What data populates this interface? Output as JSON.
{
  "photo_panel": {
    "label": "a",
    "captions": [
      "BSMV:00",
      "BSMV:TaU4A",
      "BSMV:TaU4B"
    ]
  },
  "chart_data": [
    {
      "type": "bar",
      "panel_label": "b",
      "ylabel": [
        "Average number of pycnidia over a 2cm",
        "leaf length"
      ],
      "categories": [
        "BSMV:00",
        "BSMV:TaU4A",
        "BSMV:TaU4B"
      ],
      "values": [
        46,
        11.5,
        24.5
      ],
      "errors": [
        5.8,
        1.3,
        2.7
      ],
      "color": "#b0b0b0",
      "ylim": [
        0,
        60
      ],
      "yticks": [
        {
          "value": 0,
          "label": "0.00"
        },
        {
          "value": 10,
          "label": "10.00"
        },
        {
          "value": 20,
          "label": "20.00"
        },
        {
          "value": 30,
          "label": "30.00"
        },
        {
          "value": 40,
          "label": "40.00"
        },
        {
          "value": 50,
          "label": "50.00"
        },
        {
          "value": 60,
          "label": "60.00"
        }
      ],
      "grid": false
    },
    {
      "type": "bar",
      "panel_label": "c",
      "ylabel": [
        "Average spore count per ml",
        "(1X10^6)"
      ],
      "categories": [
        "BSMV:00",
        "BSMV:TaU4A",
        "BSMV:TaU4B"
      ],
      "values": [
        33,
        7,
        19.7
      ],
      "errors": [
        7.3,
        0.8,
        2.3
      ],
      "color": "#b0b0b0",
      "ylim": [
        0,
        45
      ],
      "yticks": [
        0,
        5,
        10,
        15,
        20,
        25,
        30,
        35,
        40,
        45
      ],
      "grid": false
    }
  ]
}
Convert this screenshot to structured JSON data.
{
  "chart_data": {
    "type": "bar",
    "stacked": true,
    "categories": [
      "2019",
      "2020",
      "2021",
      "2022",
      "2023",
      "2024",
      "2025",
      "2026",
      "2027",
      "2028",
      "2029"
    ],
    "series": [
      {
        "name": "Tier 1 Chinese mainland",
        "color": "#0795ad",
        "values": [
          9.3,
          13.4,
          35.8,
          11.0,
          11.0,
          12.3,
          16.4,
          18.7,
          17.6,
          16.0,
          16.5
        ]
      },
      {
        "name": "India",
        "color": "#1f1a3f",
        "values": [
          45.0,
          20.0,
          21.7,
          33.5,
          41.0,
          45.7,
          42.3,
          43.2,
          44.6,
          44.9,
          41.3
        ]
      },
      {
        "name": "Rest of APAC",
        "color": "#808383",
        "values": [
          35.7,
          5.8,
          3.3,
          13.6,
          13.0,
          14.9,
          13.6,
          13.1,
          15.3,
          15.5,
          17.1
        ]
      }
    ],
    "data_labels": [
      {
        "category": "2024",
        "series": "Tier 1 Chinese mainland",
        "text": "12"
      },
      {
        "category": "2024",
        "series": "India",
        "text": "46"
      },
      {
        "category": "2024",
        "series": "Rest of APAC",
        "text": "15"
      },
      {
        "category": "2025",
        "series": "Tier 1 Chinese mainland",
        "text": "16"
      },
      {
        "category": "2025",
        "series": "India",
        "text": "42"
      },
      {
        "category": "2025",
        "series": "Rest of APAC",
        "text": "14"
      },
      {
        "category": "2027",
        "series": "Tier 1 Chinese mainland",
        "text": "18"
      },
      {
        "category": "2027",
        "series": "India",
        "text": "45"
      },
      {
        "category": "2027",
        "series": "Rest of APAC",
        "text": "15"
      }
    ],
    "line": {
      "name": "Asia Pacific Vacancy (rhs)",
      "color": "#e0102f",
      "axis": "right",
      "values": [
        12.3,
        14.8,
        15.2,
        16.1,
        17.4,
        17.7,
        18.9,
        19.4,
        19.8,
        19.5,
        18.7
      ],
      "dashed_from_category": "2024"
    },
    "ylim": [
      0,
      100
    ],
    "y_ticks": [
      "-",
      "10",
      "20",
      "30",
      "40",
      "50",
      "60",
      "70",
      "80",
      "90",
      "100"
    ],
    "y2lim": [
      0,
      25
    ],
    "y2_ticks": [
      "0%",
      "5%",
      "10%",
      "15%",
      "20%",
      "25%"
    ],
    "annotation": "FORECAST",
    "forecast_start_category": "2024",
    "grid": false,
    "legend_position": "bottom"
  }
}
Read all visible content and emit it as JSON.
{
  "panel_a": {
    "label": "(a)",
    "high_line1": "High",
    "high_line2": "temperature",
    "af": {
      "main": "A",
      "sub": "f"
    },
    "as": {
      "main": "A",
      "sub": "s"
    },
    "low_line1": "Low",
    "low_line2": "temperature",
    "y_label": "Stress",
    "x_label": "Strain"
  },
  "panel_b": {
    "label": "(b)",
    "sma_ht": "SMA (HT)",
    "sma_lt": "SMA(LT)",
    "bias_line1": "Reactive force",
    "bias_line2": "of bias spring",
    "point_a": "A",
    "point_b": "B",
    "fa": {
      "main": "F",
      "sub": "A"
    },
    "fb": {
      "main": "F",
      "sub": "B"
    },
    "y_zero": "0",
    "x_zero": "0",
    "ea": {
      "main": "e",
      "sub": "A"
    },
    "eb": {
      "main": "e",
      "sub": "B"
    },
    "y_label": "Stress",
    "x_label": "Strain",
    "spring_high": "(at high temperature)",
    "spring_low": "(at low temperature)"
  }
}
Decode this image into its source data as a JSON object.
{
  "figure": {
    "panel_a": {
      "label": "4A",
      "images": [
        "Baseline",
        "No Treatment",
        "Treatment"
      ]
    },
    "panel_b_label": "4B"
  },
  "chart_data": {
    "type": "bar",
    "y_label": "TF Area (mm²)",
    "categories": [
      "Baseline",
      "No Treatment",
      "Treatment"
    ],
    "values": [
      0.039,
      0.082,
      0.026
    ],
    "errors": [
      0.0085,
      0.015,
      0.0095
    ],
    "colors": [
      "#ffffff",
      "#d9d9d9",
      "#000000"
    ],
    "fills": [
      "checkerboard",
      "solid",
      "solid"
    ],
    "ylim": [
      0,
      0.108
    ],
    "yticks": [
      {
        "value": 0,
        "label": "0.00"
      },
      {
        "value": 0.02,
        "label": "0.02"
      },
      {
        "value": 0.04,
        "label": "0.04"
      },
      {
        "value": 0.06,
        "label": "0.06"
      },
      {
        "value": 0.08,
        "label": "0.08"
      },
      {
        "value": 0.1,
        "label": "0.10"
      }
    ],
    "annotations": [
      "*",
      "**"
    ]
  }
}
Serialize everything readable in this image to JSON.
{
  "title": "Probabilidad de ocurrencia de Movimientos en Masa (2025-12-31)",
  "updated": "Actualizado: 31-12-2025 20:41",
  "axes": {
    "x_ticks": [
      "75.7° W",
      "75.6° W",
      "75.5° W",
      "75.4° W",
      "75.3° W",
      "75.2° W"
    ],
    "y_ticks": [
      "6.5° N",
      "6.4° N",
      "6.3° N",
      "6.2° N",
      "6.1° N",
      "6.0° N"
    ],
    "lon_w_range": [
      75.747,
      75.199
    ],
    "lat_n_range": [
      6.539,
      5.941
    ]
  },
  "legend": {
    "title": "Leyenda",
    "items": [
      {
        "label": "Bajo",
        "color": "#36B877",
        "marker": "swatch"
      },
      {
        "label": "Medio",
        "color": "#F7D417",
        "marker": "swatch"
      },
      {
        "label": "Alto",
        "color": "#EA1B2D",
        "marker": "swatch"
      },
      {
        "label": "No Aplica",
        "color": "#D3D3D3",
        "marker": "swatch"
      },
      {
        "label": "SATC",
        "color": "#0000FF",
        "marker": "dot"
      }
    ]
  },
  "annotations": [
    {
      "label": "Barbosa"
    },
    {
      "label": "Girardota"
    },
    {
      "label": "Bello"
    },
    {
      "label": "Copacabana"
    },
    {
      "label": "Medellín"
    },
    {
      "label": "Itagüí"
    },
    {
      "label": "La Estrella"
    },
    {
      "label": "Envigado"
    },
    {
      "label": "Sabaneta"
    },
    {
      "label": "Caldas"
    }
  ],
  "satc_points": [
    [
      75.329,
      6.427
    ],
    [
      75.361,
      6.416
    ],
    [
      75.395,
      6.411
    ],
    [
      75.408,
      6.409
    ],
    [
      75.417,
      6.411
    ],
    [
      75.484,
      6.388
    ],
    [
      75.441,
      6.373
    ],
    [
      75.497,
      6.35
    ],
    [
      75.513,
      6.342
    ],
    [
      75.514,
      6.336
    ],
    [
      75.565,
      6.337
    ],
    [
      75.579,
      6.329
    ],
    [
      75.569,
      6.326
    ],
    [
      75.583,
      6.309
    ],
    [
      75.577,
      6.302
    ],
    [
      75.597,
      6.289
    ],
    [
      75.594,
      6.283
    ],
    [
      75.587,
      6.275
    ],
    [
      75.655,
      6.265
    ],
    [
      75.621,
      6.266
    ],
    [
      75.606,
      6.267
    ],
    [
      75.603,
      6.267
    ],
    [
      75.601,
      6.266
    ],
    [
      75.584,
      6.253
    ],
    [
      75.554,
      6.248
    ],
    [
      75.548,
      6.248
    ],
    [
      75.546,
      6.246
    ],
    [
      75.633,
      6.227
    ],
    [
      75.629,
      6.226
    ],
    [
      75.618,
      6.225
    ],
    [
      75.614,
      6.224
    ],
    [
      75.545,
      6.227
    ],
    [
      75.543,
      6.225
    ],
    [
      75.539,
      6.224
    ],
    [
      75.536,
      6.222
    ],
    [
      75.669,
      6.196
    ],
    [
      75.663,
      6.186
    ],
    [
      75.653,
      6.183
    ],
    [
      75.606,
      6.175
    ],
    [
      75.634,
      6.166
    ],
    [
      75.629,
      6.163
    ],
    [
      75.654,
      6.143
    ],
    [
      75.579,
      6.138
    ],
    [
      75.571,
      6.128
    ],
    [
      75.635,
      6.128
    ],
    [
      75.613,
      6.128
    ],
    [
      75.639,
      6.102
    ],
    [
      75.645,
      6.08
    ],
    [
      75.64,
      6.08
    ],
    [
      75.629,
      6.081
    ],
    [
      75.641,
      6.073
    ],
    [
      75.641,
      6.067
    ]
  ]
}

- - -

■ **The task**: Locate the word "name" in the data above. Copy every line carrying it.

■ **Result**:
        "name": "Tier 1 Chinese mainland",
        "name": "India",
        "name": "Rest of APAC",
      "name": "Asia Pacific Vacancy (rhs)",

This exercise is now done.